→ Data listing:
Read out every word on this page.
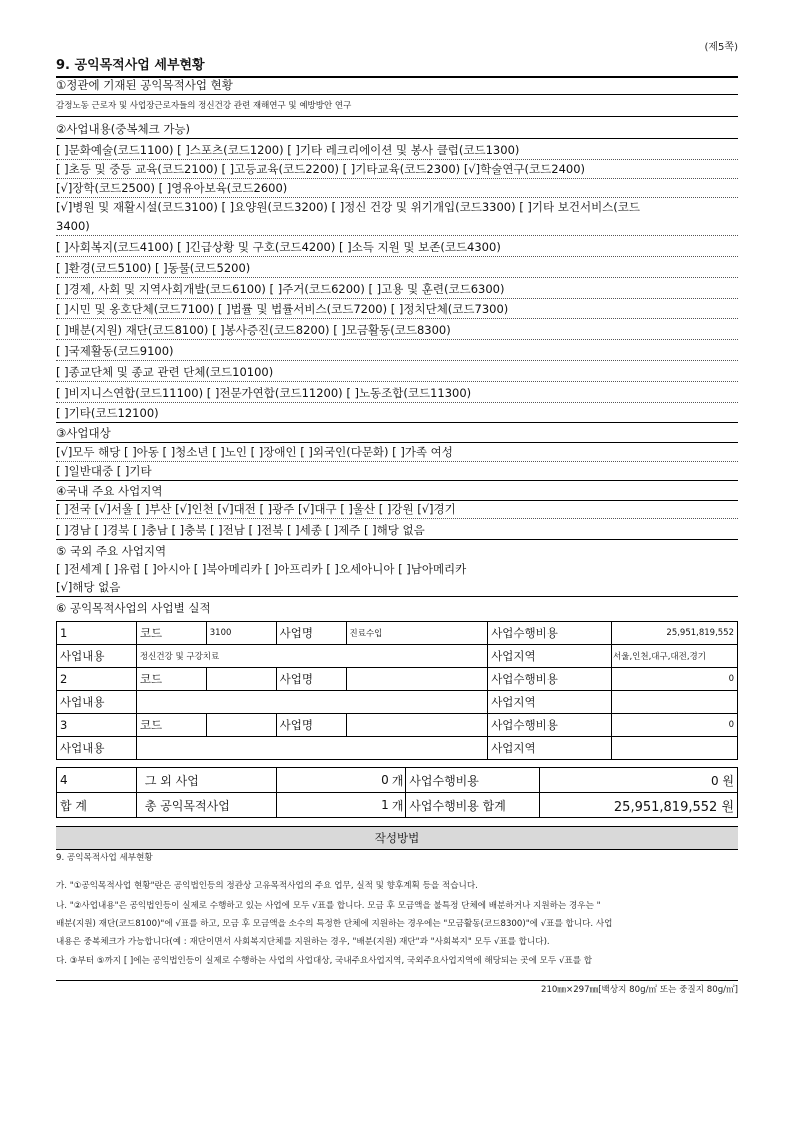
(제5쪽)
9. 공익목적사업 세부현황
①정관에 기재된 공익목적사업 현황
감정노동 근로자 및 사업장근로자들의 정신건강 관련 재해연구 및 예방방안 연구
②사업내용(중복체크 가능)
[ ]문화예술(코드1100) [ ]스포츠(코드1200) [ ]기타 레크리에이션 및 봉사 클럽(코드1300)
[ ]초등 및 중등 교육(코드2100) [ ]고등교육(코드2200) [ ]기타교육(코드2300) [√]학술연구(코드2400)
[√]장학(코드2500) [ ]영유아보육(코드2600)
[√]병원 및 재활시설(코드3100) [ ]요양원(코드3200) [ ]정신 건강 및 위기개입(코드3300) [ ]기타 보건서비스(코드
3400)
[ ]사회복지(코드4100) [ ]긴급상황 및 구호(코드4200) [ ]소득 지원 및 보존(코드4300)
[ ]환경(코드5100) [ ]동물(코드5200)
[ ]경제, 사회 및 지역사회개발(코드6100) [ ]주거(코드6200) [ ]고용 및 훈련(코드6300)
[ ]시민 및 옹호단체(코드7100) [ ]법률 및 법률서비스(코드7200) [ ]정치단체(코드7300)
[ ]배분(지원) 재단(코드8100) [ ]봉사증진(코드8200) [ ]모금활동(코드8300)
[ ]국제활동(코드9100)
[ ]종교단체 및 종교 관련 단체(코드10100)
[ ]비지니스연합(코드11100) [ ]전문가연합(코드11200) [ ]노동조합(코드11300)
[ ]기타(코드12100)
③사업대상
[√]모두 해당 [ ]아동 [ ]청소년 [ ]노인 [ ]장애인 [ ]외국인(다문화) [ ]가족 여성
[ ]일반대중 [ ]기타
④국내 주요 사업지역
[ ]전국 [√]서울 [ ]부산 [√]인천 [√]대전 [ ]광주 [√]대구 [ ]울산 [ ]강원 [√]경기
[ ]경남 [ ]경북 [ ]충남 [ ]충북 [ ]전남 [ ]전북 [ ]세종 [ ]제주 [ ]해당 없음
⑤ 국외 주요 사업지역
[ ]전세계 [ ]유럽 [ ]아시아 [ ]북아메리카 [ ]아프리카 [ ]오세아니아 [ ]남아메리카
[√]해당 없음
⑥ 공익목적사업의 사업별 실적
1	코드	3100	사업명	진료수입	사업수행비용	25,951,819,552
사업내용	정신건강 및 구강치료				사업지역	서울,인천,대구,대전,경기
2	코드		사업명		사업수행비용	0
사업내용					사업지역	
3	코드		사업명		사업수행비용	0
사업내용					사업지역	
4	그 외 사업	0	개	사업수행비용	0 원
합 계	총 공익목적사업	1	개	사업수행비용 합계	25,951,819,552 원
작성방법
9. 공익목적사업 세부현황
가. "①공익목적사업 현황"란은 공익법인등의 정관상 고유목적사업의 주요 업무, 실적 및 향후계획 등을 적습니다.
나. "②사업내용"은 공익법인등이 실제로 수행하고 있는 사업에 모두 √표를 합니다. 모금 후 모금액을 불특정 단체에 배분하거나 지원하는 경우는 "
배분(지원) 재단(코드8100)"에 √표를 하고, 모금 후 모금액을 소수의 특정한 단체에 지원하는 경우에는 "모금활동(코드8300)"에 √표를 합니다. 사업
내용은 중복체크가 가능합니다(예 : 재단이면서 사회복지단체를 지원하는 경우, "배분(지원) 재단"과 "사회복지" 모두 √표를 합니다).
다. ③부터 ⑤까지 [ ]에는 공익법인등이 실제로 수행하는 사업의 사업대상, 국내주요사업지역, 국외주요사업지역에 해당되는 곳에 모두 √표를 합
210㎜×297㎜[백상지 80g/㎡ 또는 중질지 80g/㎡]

→ Task goal:
Scan the listing above and identify each line holding the string "사업수행비용"; copy every such line.

→ Written solution:
1	코드	3100	사업명	진료수입	사업수행비용	25,951,819,552
2	코드		사업명		사업수행비용	0
3	코드		사업명		사업수행비용	0
4	그 외 사업	0	개	사업수행비용	0 원
합 계	총 공익목적사업	1	개	사업수행비용 합계	25,951,819,552 원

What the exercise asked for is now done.